◆ Information supplied
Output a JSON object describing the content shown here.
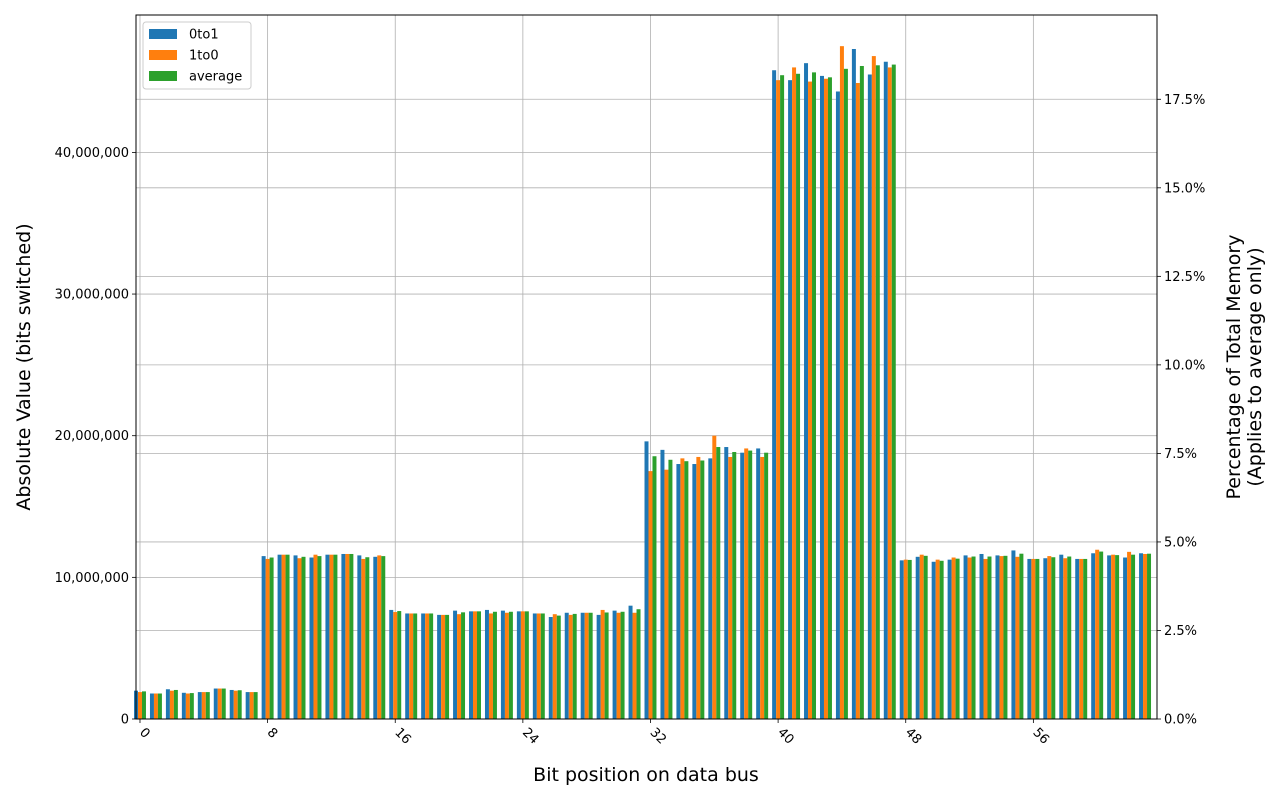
{
  "chart_data": {
    "type": "bar",
    "xlabel": "Bit position on data bus",
    "ylabel": "Absolute Value (bits switched)",
    "y2label_line1": "Percentage of Total Memory",
    "y2label_line2": "(Applies to average only)",
    "x_ticks": [
      "0",
      "8",
      "16",
      "24",
      "32",
      "40",
      "48",
      "56"
    ],
    "y_ticks": [
      "0",
      "10,000,000",
      "20,000,000",
      "30,000,000",
      "40,000,000"
    ],
    "y2_ticks": [
      "0.0%",
      "2.5%",
      "5.0%",
      "7.5%",
      "10.0%",
      "12.5%",
      "15.0%",
      "17.5%"
    ],
    "ylim": [
      0,
      49700000
    ],
    "y2lim_percent": [
      0,
      19.88
    ],
    "grid": true,
    "legend_position": "top-left",
    "categories": [
      0,
      1,
      2,
      3,
      4,
      5,
      6,
      7,
      8,
      9,
      10,
      11,
      12,
      13,
      14,
      15,
      16,
      17,
      18,
      19,
      20,
      21,
      22,
      23,
      24,
      25,
      26,
      27,
      28,
      29,
      30,
      31,
      32,
      33,
      34,
      35,
      36,
      37,
      38,
      39,
      40,
      41,
      42,
      43,
      44,
      45,
      46,
      47,
      48,
      49,
      50,
      51,
      52,
      53,
      54,
      55,
      56,
      57,
      58,
      59,
      60,
      61,
      62,
      63
    ],
    "series": [
      {
        "name": "0to1",
        "color": "#1f77b4",
        "values": [
          2000000,
          1800000,
          2100000,
          1850000,
          1900000,
          2150000,
          2050000,
          1900000,
          11500000,
          11600000,
          11550000,
          11400000,
          11600000,
          11650000,
          11550000,
          11450000,
          7700000,
          7450000,
          7450000,
          7350000,
          7650000,
          7600000,
          7700000,
          7650000,
          7600000,
          7450000,
          7200000,
          7500000,
          7500000,
          7350000,
          7650000,
          8000000,
          19600000,
          19000000,
          18000000,
          18000000,
          18400000,
          19200000,
          18800000,
          19100000,
          45800000,
          45100000,
          46300000,
          45400000,
          44300000,
          47300000,
          45500000,
          46400000,
          11200000,
          11450000,
          11100000,
          11250000,
          11550000,
          11650000,
          11550000,
          11900000,
          11300000,
          11350000,
          11600000,
          11300000,
          11700000,
          11550000,
          11400000,
          11700000
        ]
      },
      {
        "name": "1to0",
        "color": "#ff7f0e",
        "values": [
          1900000,
          1800000,
          2000000,
          1800000,
          1900000,
          2150000,
          2000000,
          1900000,
          11300000,
          11600000,
          11350000,
          11600000,
          11600000,
          11650000,
          11300000,
          11550000,
          7550000,
          7450000,
          7450000,
          7350000,
          7400000,
          7600000,
          7450000,
          7500000,
          7600000,
          7450000,
          7400000,
          7350000,
          7500000,
          7700000,
          7500000,
          7500000,
          17500000,
          17600000,
          18400000,
          18500000,
          20000000,
          18500000,
          19100000,
          18500000,
          45100000,
          46000000,
          45000000,
          45200000,
          47500000,
          44900000,
          46800000,
          46000000,
          11250000,
          11600000,
          11250000,
          11400000,
          11400000,
          11300000,
          11500000,
          11450000,
          11300000,
          11500000,
          11350000,
          11300000,
          11950000,
          11600000,
          11800000,
          11650000
        ]
      },
      {
        "name": "average",
        "color": "#2ca02c",
        "values": [
          1950000,
          1800000,
          2050000,
          1830000,
          1900000,
          2150000,
          2030000,
          1900000,
          11400000,
          11600000,
          11450000,
          11500000,
          11600000,
          11650000,
          11420000,
          11500000,
          7620000,
          7450000,
          7450000,
          7350000,
          7530000,
          7600000,
          7570000,
          7570000,
          7600000,
          7450000,
          7300000,
          7420000,
          7500000,
          7520000,
          7570000,
          7750000,
          18550000,
          18300000,
          18200000,
          18250000,
          19200000,
          18850000,
          18950000,
          18800000,
          45450000,
          45550000,
          45650000,
          45300000,
          45900000,
          46100000,
          46150000,
          46200000,
          11230000,
          11520000,
          11170000,
          11320000,
          11470000,
          11470000,
          11520000,
          11670000,
          11300000,
          11420000,
          11470000,
          11300000,
          11820000,
          11570000,
          11600000,
          11670000
        ]
      }
    ]
  }
}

◆ What the task asks
Write every record out again exactly; no pictures belong in the copy.

◆ Full answer
Output a JSON object describing the content shown here.
{
  "chart_data": {
    "type": "bar",
    "xlabel": "Bit position on data bus",
    "ylabel": "Absolute Value (bits switched)",
    "y2label_line1": "Percentage of Total Memory",
    "y2label_line2": "(Applies to average only)",
    "x_ticks": [
      "0",
      "8",
      "16",
      "24",
      "32",
      "40",
      "48",
      "56"
    ],
    "y_ticks": [
      "0",
      "10,000,000",
      "20,000,000",
      "30,000,000",
      "40,000,000"
    ],
    "y2_ticks": [
      "0.0%",
      "2.5%",
      "5.0%",
      "7.5%",
      "10.0%",
      "12.5%",
      "15.0%",
      "17.5%"
    ],
    "ylim": [
      0,
      49700000
    ],
    "y2lim_percent": [
      0,
      19.88
    ],
    "grid": true,
    "legend_position": "top-left",
    "categories": [
      0,
      1,
      2,
      3,
      4,
      5,
      6,
      7,
      8,
      9,
      10,
      11,
      12,
      13,
      14,
      15,
      16,
      17,
      18,
      19,
      20,
      21,
      22,
      23,
      24,
      25,
      26,
      27,
      28,
      29,
      30,
      31,
      32,
      33,
      34,
      35,
      36,
      37,
      38,
      39,
      40,
      41,
      42,
      43,
      44,
      45,
      46,
      47,
      48,
      49,
      50,
      51,
      52,
      53,
      54,
      55,
      56,
      57,
      58,
      59,
      60,
      61,
      62,
      63
    ],
    "series": [
      {
        "name": "0to1",
        "color": "#1f77b4",
        "values": [
          2000000,
          1800000,
          2100000,
          1850000,
          1900000,
          2150000,
          2050000,
          1900000,
          11500000,
          11600000,
          11550000,
          11400000,
          11600000,
          11650000,
          11550000,
          11450000,
          7700000,
          7450000,
          7450000,
          7350000,
          7650000,
          7600000,
          7700000,
          7650000,
          7600000,
          7450000,
          7200000,
          7500000,
          7500000,
          7350000,
          7650000,
          8000000,
          19600000,
          19000000,
          18000000,
          18000000,
          18400000,
          19200000,
          18800000,
          19100000,
          45800000,
          45100000,
          46300000,
          45400000,
          44300000,
          47300000,
          45500000,
          46400000,
          11200000,
          11450000,
          11100000,
          11250000,
          11550000,
          11650000,
          11550000,
          11900000,
          11300000,
          11350000,
          11600000,
          11300000,
          11700000,
          11550000,
          11400000,
          11700000
        ]
      },
      {
        "name": "1to0",
        "color": "#ff7f0e",
        "values": [
          1900000,
          1800000,
          2000000,
          1800000,
          1900000,
          2150000,
          2000000,
          1900000,
          11300000,
          11600000,
          11350000,
          11600000,
          11600000,
          11650000,
          11300000,
          11550000,
          7550000,
          7450000,
          7450000,
          7350000,
          7400000,
          7600000,
          7450000,
          7500000,
          7600000,
          7450000,
          7400000,
          7350000,
          7500000,
          7700000,
          7500000,
          7500000,
          17500000,
          17600000,
          18400000,
          18500000,
          20000000,
          18500000,
          19100000,
          18500000,
          45100000,
          46000000,
          45000000,
          45200000,
          47500000,
          44900000,
          46800000,
          46000000,
          11250000,
          11600000,
          11250000,
          11400000,
          11400000,
          11300000,
          11500000,
          11450000,
          11300000,
          11500000,
          11350000,
          11300000,
          11950000,
          11600000,
          11800000,
          11650000
        ]
      },
      {
        "name": "average",
        "color": "#2ca02c",
        "values": [
          1950000,
          1800000,
          2050000,
          1830000,
          1900000,
          2150000,
          2030000,
          1900000,
          11400000,
          11600000,
          11450000,
          11500000,
          11600000,
          11650000,
          11420000,
          11500000,
          7620000,
          7450000,
          7450000,
          7350000,
          7530000,
          7600000,
          7570000,
          7570000,
          7600000,
          7450000,
          7300000,
          7420000,
          7500000,
          7520000,
          7570000,
          7750000,
          18550000,
          18300000,
          18200000,
          18250000,
          19200000,
          18850000,
          18950000,
          18800000,
          45450000,
          45550000,
          45650000,
          45300000,
          45900000,
          46100000,
          46150000,
          46200000,
          11230000,
          11520000,
          11170000,
          11320000,
          11470000,
          11470000,
          11520000,
          11670000,
          11300000,
          11420000,
          11470000,
          11300000,
          11820000,
          11570000,
          11600000,
          11670000
        ]
      }
    ]
  }
}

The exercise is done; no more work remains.